_提示文_
■アステロイドの微分幾何学
回転円(半径r)が固定円(半径R)に接して滑ることなく転がっていくとき,回転円の周上の点の軌跡を考えます.回転円が固定円に外接するとき,その軌跡をエピサイクロイド,内接するとき,ハイポサイクロイドと呼びます.
星形曲線:アステロイドは固定円の半径が回転円の半径の4倍になっているハイポサイクロイドで,周転円によって4つの尖点をもつ曲線が描かれます.ハイポサイクロイドは一般に簡単な式にはなりませんが,アステロイドは特別なケースであって,
x^(2/3)+y^(2/3)=a^(2/3)
と表すことができます.

_資料抜粋_
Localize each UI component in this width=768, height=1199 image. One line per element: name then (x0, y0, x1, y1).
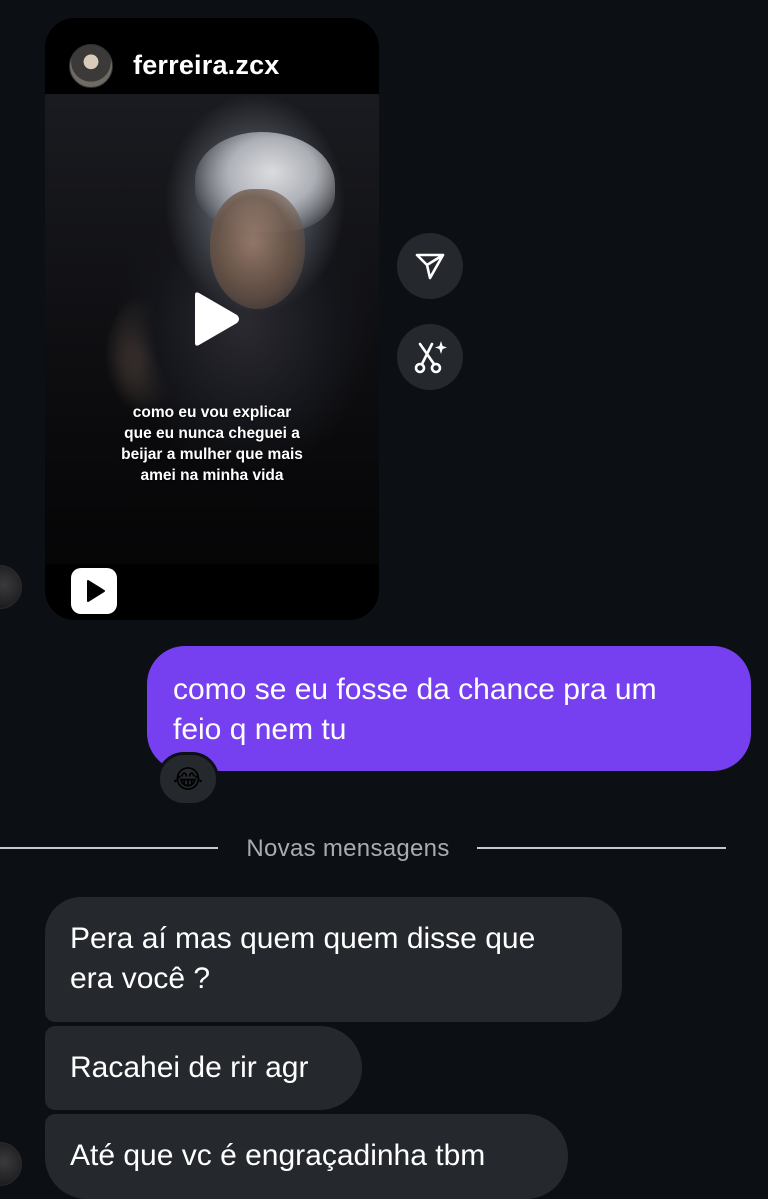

_指示_
次の1.～3.が提示文と一致するかを「はい」か「いいえ」で答え、決め手となる本文の語句をそのまま引用してください。
1. 回転円が固定円に外接するときの軌跡は、ハイポサイクロイドと呼ばれる。
2. アステロイドでは、固定円の半径が回転円の半径の4倍である。
3. アステロイドは、尖点を3つもつ曲線である。

_解答_
1. いいえ。「回転円が固定円に外接するとき,その軌跡をエピサイクロイド」
2. はい。「固定円の半径が回転円の半径の4倍になっているハイポサイクロイド」
3. いいえ。「4つの尖点をもつ曲線」